> **GOAL OF THE EXERCISE**
Restate the records that follow word for word; no pictures should appear.

> **MATERIAL FOR THIS TASK**

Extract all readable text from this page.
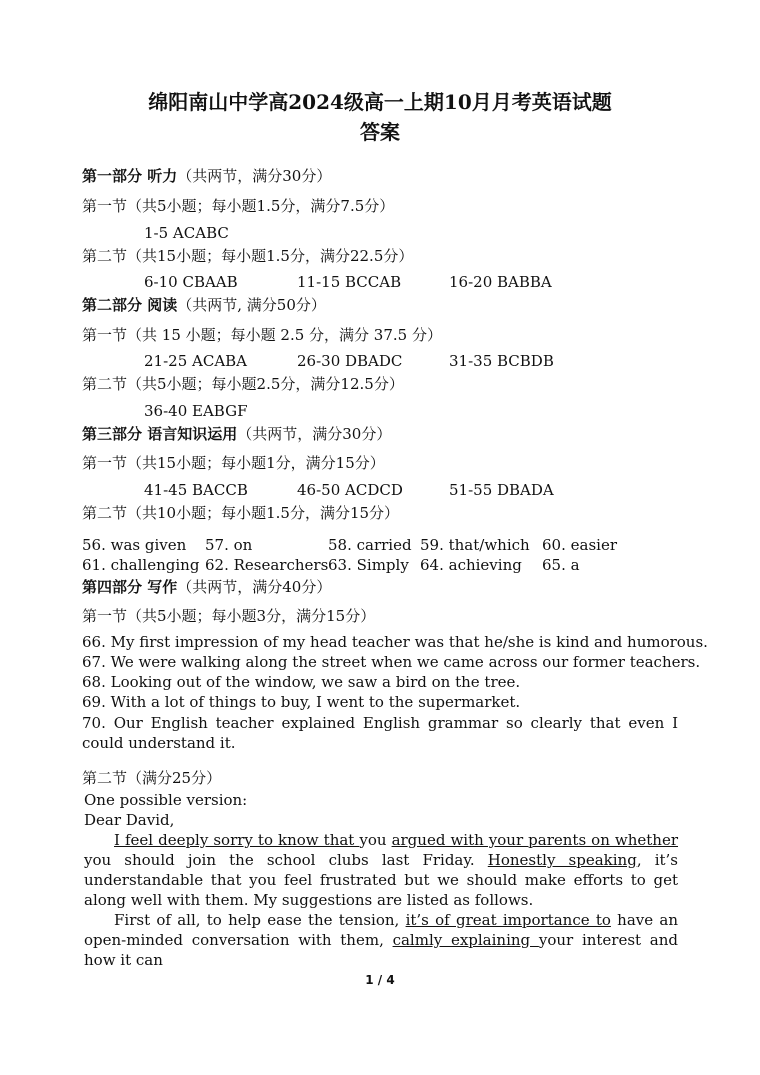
绵阳南山中学高2024级高一上期10月月考英语试题
答案
第一部分 听力（共两节，满分30分）
第一节（共5小题；每小题1.5分，满分7.5分）
1-5 ACABC
第二节（共15小题；每小题1.5分，满分22.5分）
6-10 CBAAB	11-15 BCCAB	16-20 BABBA
第二部分 阅读（共两节, 满分50分）
第一节（共 15 小题；每小题 2.5 分，满分 37.5 分）
21-25 ACABA	26-30 DBADC	31-35 BCBDB
第二节（共5小题；每小题2.5分，满分12.5分）
36-40 EABGF
第三部分 语言知识运用（共两节，满分30分）
第一节（共15小题；每小题1分，满分15分）
41-45 BACCB	46-50 ACDCD	51-55 DBADA
第二节（共10小题；每小题1.5分，满分15分）
56. was given 57. on	58. carried 59. that/which 60. easier
61. challenging 62. Researchers 63. Simply 64. achieving 65. a
第四部分 写作（共两节，满分40分）
第一节（共5小题；每小题3分，满分15分）
66. My first impression of my head teacher was that he/she is kind and humorous.
67. We were walking along the street when we came across our former teachers.
68. Looking out of the window, we saw a bird on the tree.
69. With a lot of things to buy, I went to the supermarket.
70. Our English teacher explained English grammar so clearly that even I could understand it.
第二节（满分25分）

One possible version:

Dear David,

I feel deeply sorry to know that you argued with your parents on whether you should join the school clubs last Friday. Honestly speaking, it’s understandable that you feel frustrated but we should make efforts to get along well with them. My suggestions are listed as follows.

First of all, to help ease the tension, it’s of great importance to have an open-minded conversation with them, calmly explaining your interest and how it can

1 / 4
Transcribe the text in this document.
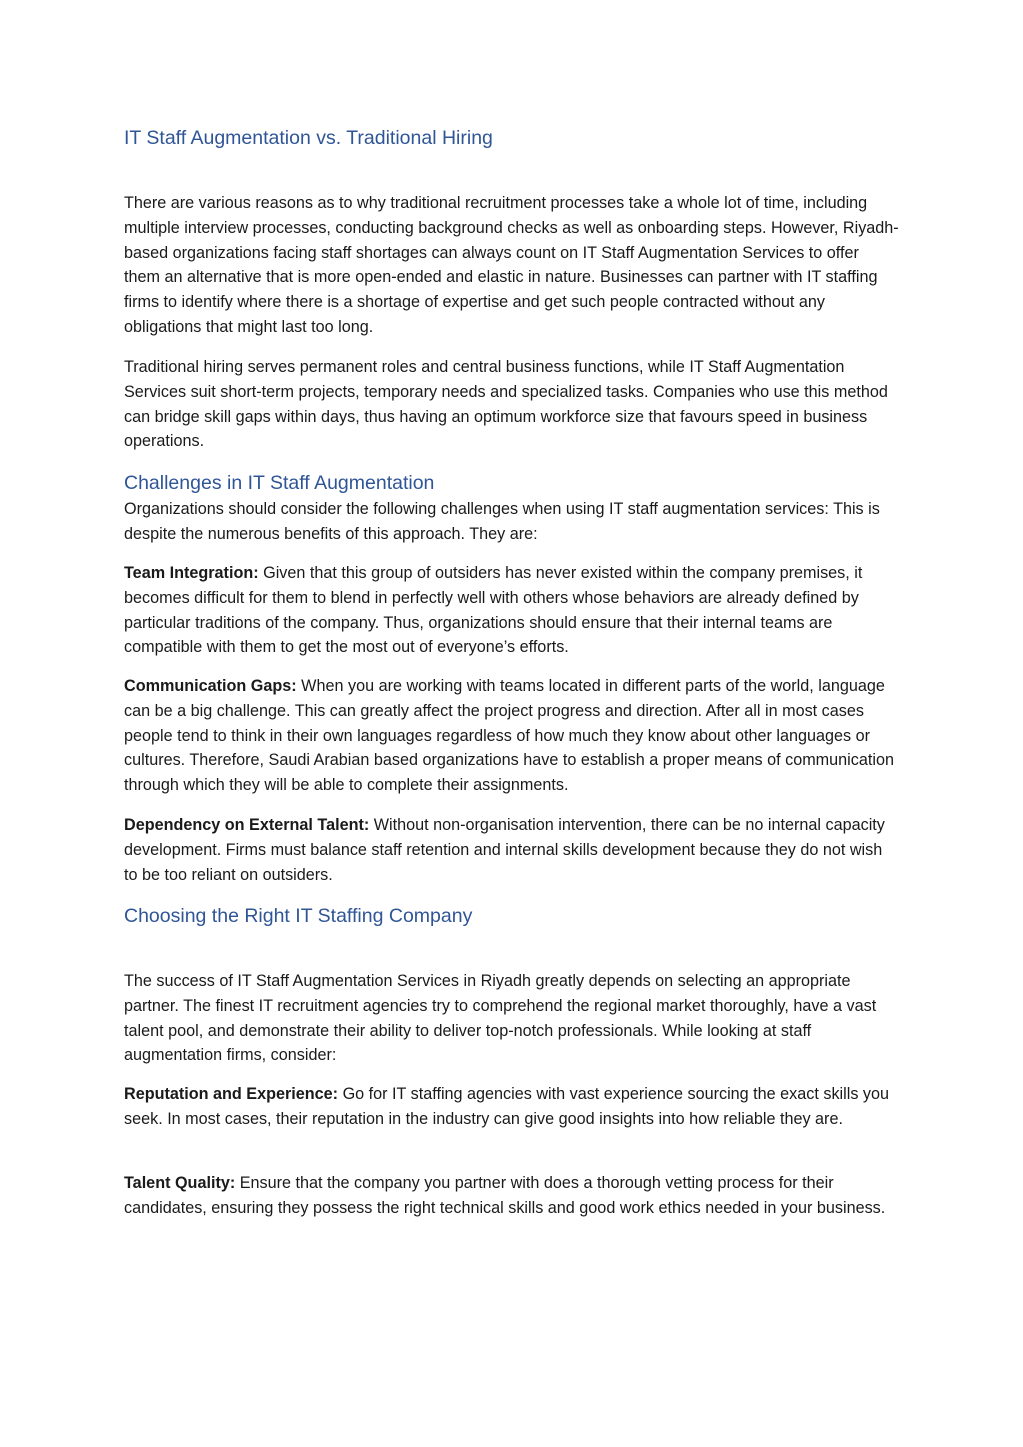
IT Staff Augmentation vs. Traditional Hiring

There are various reasons as to why traditional recruitment processes take a whole lot of time, including multiple interview processes, conducting background checks as well as onboarding steps. However, Riyadh-based organizations facing staff shortages can always count on IT Staff Augmentation Services to offer them an alternative that is more open-ended and elastic in nature. Businesses can partner with IT staffing firms to identify where there is a shortage of expertise and get such people contracted without any obligations that might last too long.

Traditional hiring serves permanent roles and central business functions, while IT Staff Augmentation Services suit short-term projects, temporary needs and specialized tasks. Companies who use this method can bridge skill gaps within days, thus having an optimum workforce size that favours speed in business operations.

Challenges in IT Staff Augmentation

Organizations should consider the following challenges when using IT staff augmentation services: This is despite the numerous benefits of this approach. They are:

Team Integration: Given that this group of outsiders has never existed within the company premises, it becomes difficult for them to blend in perfectly well with others whose behaviors are already defined by particular traditions of the company. Thus, organizations should ensure that their internal teams are compatible with them to get the most out of everyone’s efforts.

Communication Gaps: When you are working with teams located in different parts of the world, language can be a big challenge. This can greatly affect the project progress and direction. After all in most cases people tend to think in their own languages regardless of how much they know about other languages or cultures. Therefore, Saudi Arabian based organizations have to establish a proper means of communication through which they will be able to complete their assignments.

Dependency on External Talent: Without non-organisation intervention, there can be no internal capacity development. Firms must balance staff retention and internal skills development because they do not wish to be too reliant on outsiders.

Choosing the Right IT Staffing Company

The success of IT Staff Augmentation Services in Riyadh greatly depends on selecting an appropriate partner. The finest IT recruitment agencies try to comprehend the regional market thoroughly, have a vast talent pool, and demonstrate their ability to deliver top-notch professionals. While looking at staff augmentation firms, consider:

Reputation and Experience: Go for IT staffing agencies with vast experience sourcing the exact skills you seek. In most cases, their reputation in the industry can give good insights into how reliable they are.

Talent Quality: Ensure that the company you partner with does a thorough vetting process for their candidates, ensuring they possess the right technical skills and good work ethics needed in your business.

> **OUTPUT**
Extract all readable text from this page.
绵阳南山中学高2024级高一上期10月月考英语试题
答案
第一部分 听力（共两节，满分30分）
第一节（共5小题；每小题1.5分，满分7.5分）
1-5 ACABC
第二节（共15小题；每小题1.5分，满分22.5分）
6-10 CBAAB	11-15 BCCAB	16-20 BABBA
第二部分 阅读（共两节, 满分50分）
第一节（共 15 小题；每小题 2.5 分，满分 37.5 分）
21-25 ACABA	26-30 DBADC	31-35 BCBDB
第二节（共5小题；每小题2.5分，满分12.5分）
36-40 EABGF
第三部分 语言知识运用（共两节，满分30分）
第一节（共15小题；每小题1分，满分15分）
41-45 BACCB	46-50 ACDCD	51-55 DBADA
第二节（共10小题；每小题1.5分，满分15分）
56. was given 57. on	58. carried 59. that/which 60. easier
61. challenging 62. Researchers 63. Simply 64. achieving 65. a
第四部分 写作（共两节，满分40分）
第一节（共5小题；每小题3分，满分15分）
66. My first impression of my head teacher was that he/she is kind and humorous.
67. We were walking along the street when we came across our former teachers.
68. Looking out of the window, we saw a bird on the tree.
69. With a lot of things to buy, I went to the supermarket.
70. Our English teacher explained English grammar so clearly that even I could understand it.
第二节（满分25分）

One possible version:

Dear David,

I feel deeply sorry to know that you argued with your parents on whether you should join the school clubs last Friday. Honestly speaking, it’s understandable that you feel frustrated but we should make efforts to get along well with them. My suggestions are listed as follows.

First of all, to help ease the tension, it’s of great importance to have an open-minded conversation with them, calmly explaining your interest and how it can

1 / 4
Transcribe the text in this document.
IT Staff Augmentation vs. Traditional Hiring

There are various reasons as to why traditional recruitment processes take a whole lot of time, including multiple interview processes, conducting background checks as well as onboarding steps. However, Riyadh-based organizations facing staff shortages can always count on IT Staff Augmentation Services to offer them an alternative that is more open-ended and elastic in nature. Businesses can partner with IT staffing firms to identify where there is a shortage of expertise and get such people contracted without any obligations that might last too long.

Traditional hiring serves permanent roles and central business functions, while IT Staff Augmentation Services suit short-term projects, temporary needs and specialized tasks. Companies who use this method can bridge skill gaps within days, thus having an optimum workforce size that favours speed in business operations.

Challenges in IT Staff Augmentation

Organizations should consider the following challenges when using IT staff augmentation services: This is despite the numerous benefits of this approach. They are:

Team Integration: Given that this group of outsiders has never existed within the company premises, it becomes difficult for them to blend in perfectly well with others whose behaviors are already defined by particular traditions of the company. Thus, organizations should ensure that their internal teams are compatible with them to get the most out of everyone’s efforts.

Communication Gaps: When you are working with teams located in different parts of the world, language can be a big challenge. This can greatly affect the project progress and direction. After all in most cases people tend to think in their own languages regardless of how much they know about other languages or cultures. Therefore, Saudi Arabian based organizations have to establish a proper means of communication through which they will be able to complete their assignments.

Dependency on External Talent: Without non-organisation intervention, there can be no internal capacity development. Firms must balance staff retention and internal skills development because they do not wish to be too reliant on outsiders.

Choosing the Right IT Staffing Company

The success of IT Staff Augmentation Services in Riyadh greatly depends on selecting an appropriate partner. The finest IT recruitment agencies try to comprehend the regional market thoroughly, have a vast talent pool, and demonstrate their ability to deliver top-notch professionals. While looking at staff augmentation firms, consider:

Reputation and Experience: Go for IT staffing agencies with vast experience sourcing the exact skills you seek. In most cases, their reputation in the industry can give good insights into how reliable they are.

Talent Quality: Ensure that the company you partner with does a thorough vetting process for their candidates, ensuring they possess the right technical skills and good work ethics needed in your business.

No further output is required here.